▸ **Directions**:
Where a line of the material contains the string "this", copy that line.

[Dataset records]
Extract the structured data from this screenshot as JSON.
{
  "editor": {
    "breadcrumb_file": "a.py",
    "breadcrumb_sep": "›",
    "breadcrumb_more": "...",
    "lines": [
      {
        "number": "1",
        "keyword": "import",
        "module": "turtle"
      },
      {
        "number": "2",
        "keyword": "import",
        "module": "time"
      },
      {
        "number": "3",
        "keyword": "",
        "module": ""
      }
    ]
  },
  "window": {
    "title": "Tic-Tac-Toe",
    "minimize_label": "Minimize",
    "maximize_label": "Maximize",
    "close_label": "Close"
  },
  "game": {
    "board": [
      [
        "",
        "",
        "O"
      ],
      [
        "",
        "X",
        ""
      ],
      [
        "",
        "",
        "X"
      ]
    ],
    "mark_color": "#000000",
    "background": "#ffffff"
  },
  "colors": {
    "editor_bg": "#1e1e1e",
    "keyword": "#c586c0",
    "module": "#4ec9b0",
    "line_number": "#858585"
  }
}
* * *
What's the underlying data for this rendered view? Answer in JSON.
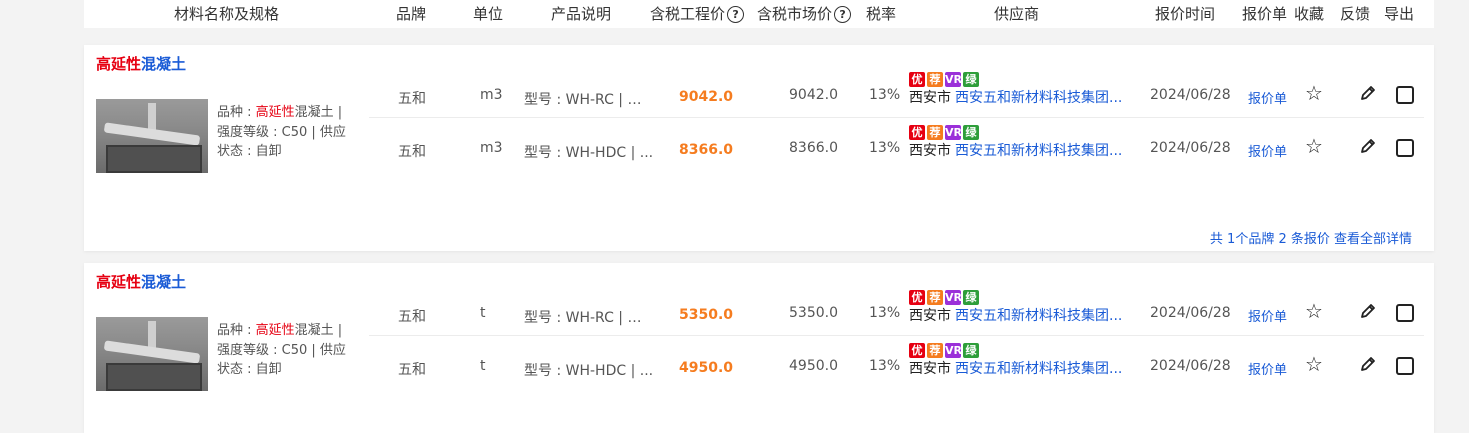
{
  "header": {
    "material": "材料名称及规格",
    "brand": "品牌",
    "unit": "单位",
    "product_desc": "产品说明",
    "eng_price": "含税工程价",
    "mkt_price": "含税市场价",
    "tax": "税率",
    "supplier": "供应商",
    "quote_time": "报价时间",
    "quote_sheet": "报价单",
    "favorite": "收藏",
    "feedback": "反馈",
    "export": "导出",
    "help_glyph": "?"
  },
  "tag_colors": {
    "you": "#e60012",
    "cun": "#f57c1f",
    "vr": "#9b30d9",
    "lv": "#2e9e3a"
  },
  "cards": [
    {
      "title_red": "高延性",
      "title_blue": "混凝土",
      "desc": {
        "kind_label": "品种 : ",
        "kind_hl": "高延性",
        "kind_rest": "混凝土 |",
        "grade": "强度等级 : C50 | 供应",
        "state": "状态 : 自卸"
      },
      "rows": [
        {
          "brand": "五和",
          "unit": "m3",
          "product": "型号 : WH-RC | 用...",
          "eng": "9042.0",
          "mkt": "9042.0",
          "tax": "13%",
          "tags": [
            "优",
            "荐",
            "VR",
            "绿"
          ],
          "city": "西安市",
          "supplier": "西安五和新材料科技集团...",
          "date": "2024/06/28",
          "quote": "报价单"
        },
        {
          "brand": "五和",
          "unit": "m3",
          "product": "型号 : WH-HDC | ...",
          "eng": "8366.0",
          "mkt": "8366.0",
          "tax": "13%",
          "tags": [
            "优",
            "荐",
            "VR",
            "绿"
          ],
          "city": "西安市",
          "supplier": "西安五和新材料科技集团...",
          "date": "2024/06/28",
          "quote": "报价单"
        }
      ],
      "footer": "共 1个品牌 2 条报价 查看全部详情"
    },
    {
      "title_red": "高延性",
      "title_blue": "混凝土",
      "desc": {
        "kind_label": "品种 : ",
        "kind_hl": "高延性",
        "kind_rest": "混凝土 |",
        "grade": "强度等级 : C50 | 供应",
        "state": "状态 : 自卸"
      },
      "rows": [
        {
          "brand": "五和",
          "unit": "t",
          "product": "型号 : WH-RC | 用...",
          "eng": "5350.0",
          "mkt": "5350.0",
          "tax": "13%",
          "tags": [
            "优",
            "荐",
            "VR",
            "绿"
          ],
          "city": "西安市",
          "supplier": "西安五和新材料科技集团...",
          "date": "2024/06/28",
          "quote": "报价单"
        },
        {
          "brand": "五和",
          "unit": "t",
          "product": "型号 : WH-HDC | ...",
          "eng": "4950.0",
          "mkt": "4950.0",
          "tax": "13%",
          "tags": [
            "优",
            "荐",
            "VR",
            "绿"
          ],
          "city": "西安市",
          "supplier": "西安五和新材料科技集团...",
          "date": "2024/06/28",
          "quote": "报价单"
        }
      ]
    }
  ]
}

▸ **The answer**:
Extract the structured data from this screenshot as JSON.
What's the underlying data for this rendered view? Answer in JSON.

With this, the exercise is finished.